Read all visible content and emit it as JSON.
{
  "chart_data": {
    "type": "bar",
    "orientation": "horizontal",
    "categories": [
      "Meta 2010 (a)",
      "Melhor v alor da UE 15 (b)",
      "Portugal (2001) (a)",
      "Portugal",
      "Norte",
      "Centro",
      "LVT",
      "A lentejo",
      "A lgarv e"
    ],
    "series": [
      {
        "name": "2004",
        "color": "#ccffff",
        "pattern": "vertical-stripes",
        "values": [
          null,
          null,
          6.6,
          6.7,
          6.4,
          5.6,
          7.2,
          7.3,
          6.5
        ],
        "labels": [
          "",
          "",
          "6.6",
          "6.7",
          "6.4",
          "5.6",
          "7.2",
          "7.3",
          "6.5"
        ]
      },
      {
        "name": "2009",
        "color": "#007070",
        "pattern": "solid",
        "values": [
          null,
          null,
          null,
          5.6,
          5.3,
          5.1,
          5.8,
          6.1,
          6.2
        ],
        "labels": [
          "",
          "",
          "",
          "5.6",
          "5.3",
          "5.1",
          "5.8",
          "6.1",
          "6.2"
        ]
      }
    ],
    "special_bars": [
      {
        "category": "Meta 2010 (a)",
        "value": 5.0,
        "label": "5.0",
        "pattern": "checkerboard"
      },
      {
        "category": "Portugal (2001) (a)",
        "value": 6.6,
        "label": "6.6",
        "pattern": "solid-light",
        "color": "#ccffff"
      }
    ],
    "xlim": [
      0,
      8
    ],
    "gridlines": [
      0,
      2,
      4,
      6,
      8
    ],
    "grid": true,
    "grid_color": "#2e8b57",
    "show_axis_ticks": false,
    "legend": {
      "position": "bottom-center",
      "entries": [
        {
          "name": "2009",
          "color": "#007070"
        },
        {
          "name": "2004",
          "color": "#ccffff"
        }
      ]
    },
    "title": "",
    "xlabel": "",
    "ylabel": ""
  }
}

□ □ □ □

Write down every line of the data above that includes the string "ccffff".

        "color": "#ccffff",
        "color": "#ccffff"
          "color": "#ccffff"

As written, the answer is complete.